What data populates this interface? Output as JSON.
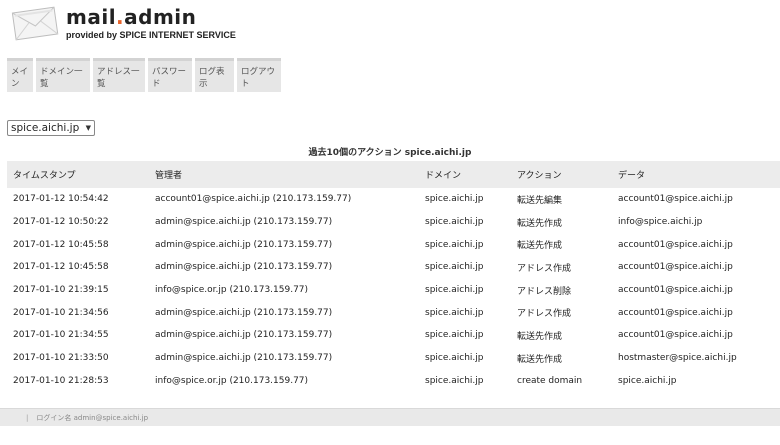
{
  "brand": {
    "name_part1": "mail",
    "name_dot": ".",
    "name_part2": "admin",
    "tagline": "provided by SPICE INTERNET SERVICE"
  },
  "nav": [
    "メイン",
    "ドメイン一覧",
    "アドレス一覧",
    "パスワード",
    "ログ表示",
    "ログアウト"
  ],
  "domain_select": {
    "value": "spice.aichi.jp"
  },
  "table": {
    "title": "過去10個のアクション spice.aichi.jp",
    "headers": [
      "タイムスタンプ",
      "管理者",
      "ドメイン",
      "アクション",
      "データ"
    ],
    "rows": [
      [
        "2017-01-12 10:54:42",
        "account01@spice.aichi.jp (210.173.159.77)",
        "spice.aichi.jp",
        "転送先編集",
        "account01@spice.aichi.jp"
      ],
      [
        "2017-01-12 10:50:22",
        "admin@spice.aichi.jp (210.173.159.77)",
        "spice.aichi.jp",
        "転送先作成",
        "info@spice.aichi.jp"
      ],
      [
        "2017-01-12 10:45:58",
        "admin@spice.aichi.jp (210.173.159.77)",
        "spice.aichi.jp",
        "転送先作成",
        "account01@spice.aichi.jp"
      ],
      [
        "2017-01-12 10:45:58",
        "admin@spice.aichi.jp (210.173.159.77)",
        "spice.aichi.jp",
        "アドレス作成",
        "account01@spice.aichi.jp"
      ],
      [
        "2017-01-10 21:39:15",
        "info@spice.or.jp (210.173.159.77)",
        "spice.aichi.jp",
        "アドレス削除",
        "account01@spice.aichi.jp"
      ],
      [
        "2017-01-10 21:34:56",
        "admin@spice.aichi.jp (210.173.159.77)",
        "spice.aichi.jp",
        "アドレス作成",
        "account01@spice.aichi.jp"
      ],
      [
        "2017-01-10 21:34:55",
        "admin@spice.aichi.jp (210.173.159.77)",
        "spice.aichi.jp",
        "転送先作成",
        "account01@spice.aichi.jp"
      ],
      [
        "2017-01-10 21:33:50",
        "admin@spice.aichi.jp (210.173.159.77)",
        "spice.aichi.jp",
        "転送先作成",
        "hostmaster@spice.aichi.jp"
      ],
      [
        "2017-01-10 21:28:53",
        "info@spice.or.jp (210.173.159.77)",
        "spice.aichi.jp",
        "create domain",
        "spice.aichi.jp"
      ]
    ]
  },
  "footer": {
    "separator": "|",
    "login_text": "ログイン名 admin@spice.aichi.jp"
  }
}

◇ ◇ ◇

What the exercise asks: Set the pictures aside and transcribe the data above exactly.

Exercise solution:
What data populates this interface? Output as JSON.
{
  "brand": {
    "name_part1": "mail",
    "name_dot": ".",
    "name_part2": "admin",
    "tagline": "provided by SPICE INTERNET SERVICE"
  },
  "nav": [
    "メイン",
    "ドメイン一覧",
    "アドレス一覧",
    "パスワード",
    "ログ表示",
    "ログアウト"
  ],
  "domain_select": {
    "value": "spice.aichi.jp"
  },
  "table": {
    "title": "過去10個のアクション spice.aichi.jp",
    "headers": [
      "タイムスタンプ",
      "管理者",
      "ドメイン",
      "アクション",
      "データ"
    ],
    "rows": [
      [
        "2017-01-12 10:54:42",
        "account01@spice.aichi.jp (210.173.159.77)",
        "spice.aichi.jp",
        "転送先編集",
        "account01@spice.aichi.jp"
      ],
      [
        "2017-01-12 10:50:22",
        "admin@spice.aichi.jp (210.173.159.77)",
        "spice.aichi.jp",
        "転送先作成",
        "info@spice.aichi.jp"
      ],
      [
        "2017-01-12 10:45:58",
        "admin@spice.aichi.jp (210.173.159.77)",
        "spice.aichi.jp",
        "転送先作成",
        "account01@spice.aichi.jp"
      ],
      [
        "2017-01-12 10:45:58",
        "admin@spice.aichi.jp (210.173.159.77)",
        "spice.aichi.jp",
        "アドレス作成",
        "account01@spice.aichi.jp"
      ],
      [
        "2017-01-10 21:39:15",
        "info@spice.or.jp (210.173.159.77)",
        "spice.aichi.jp",
        "アドレス削除",
        "account01@spice.aichi.jp"
      ],
      [
        "2017-01-10 21:34:56",
        "admin@spice.aichi.jp (210.173.159.77)",
        "spice.aichi.jp",
        "アドレス作成",
        "account01@spice.aichi.jp"
      ],
      [
        "2017-01-10 21:34:55",
        "admin@spice.aichi.jp (210.173.159.77)",
        "spice.aichi.jp",
        "転送先作成",
        "account01@spice.aichi.jp"
      ],
      [
        "2017-01-10 21:33:50",
        "admin@spice.aichi.jp (210.173.159.77)",
        "spice.aichi.jp",
        "転送先作成",
        "hostmaster@spice.aichi.jp"
      ],
      [
        "2017-01-10 21:28:53",
        "info@spice.or.jp (210.173.159.77)",
        "spice.aichi.jp",
        "create domain",
        "spice.aichi.jp"
      ]
    ]
  },
  "footer": {
    "separator": "|",
    "login_text": "ログイン名 admin@spice.aichi.jp"
  }
}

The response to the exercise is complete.